Records
— start —
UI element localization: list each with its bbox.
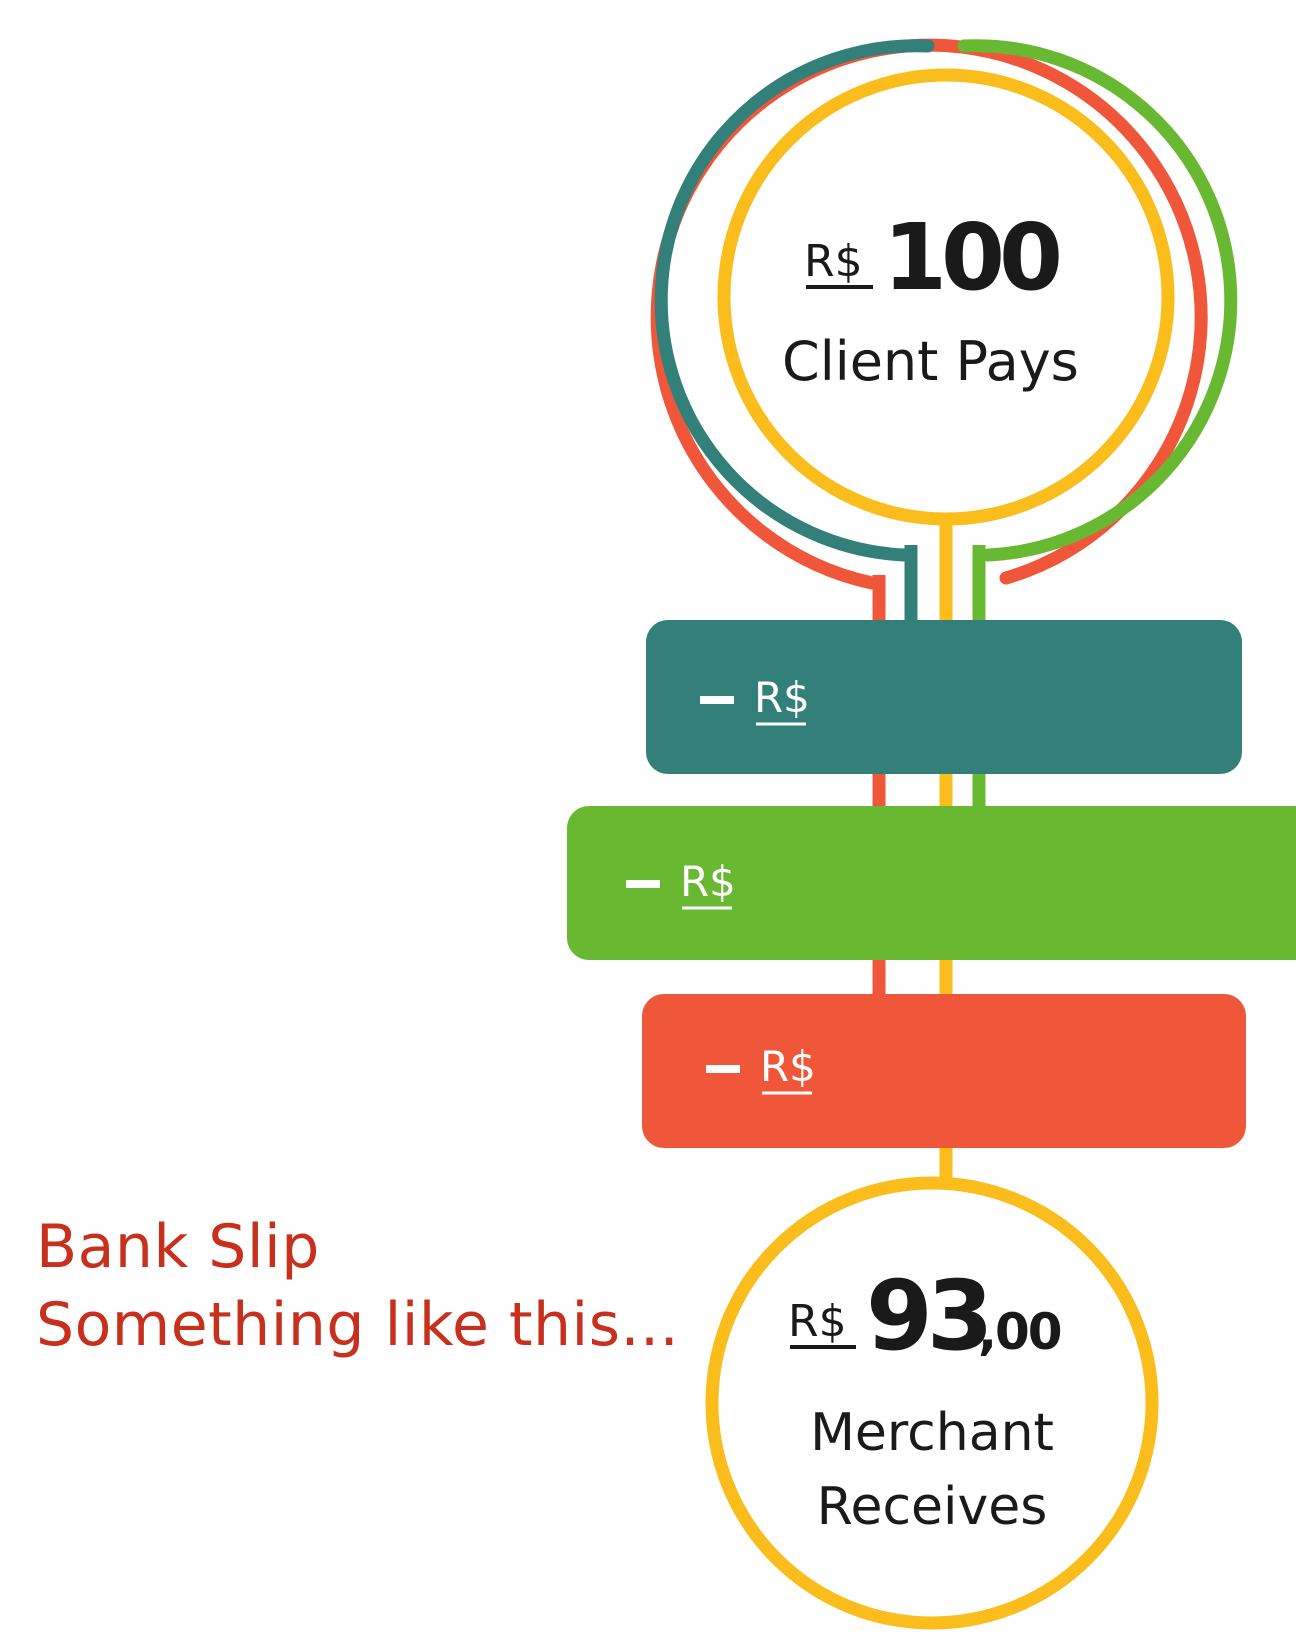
red-deduction-currency: R$ <box>760 1042 816 1091</box>
client-pays-currency: R$ <box>804 236 863 287</box>
teal-minus-sign <box>700 696 734 704</box>
caption-line-2: Something like this... <box>36 1290 680 1360</box>
merchant-receives-label-line2: Receives <box>817 1477 1048 1537</box>
client-pays-label: Client Pays <box>782 330 1079 393</box>
merchant-receives-amount-cents: ,00 <box>978 1303 1061 1361</box>
merchant-receives-label-line1: Merchant <box>810 1403 1054 1463</box>
client-pays-amount: 100 <box>883 204 1059 311</box>
green-deduction-bar <box>567 806 1296 960</box>
merchant-receives-currency: R$ <box>788 1296 847 1347</box>
red-minus-sign <box>706 1065 740 1073</box>
teal-deduction-bar <box>646 620 1242 774</box>
merchant-receives-amount-main: 93 <box>866 1260 988 1372</box>
green-minus-sign <box>626 880 660 888</box>
caption-block: Bank Slip Something like this... <box>36 1208 679 1364</box>
caption-line-1: Bank Slip <box>36 1212 320 1282</box>
green-deduction-currency: R$ <box>680 857 736 906</box>
teal-deduction-currency: R$ <box>754 673 810 722</box>
fee-flow-diagram: R$ 100 Client Pays R$ R$ R$ R$ 93 ,00 Me… <box>567 38 1296 1630</box>
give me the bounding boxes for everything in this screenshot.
— end —
PROBLEM | Update the listing by replacing "Bank Slip" with "Payment Slip" everywhere it occurs, leaving everything else unchanged. Omit the pictures from your answer.

WORKED ANSWER |
UI element localization: list each with its bbox.
red-deduction-currency: R$ <box>760 1042 816 1091</box>
client-pays-currency: R$ <box>804 236 863 287</box>
teal-minus-sign <box>700 696 734 704</box>
caption-line-2: Something like this... <box>36 1290 680 1360</box>
merchant-receives-label-line2: Receives <box>817 1477 1048 1537</box>
client-pays-label: Client Pays <box>782 330 1079 393</box>
merchant-receives-amount-cents: ,00 <box>978 1303 1061 1361</box>
merchant-receives-label-line1: Merchant <box>810 1403 1054 1463</box>
client-pays-amount: 100 <box>883 204 1059 311</box>
green-deduction-bar <box>567 806 1296 960</box>
merchant-receives-currency: R$ <box>788 1296 847 1347</box>
red-minus-sign <box>706 1065 740 1073</box>
teal-deduction-bar <box>646 620 1242 774</box>
merchant-receives-amount-main: 93 <box>866 1260 988 1372</box>
green-minus-sign <box>626 880 660 888</box>
caption-block: Payment Slip Something like this... <box>36 1208 679 1364</box>
caption-line-1: Payment Slip <box>36 1212 320 1282</box>
green-deduction-currency: R$ <box>680 857 736 906</box>
teal-deduction-currency: R$ <box>754 673 810 722</box>
fee-flow-diagram: R$ 100 Client Pays R$ R$ R$ R$ 93 ,00 Me… <box>567 38 1296 1630</box>
give me the bounding boxes for everything in this screenshot.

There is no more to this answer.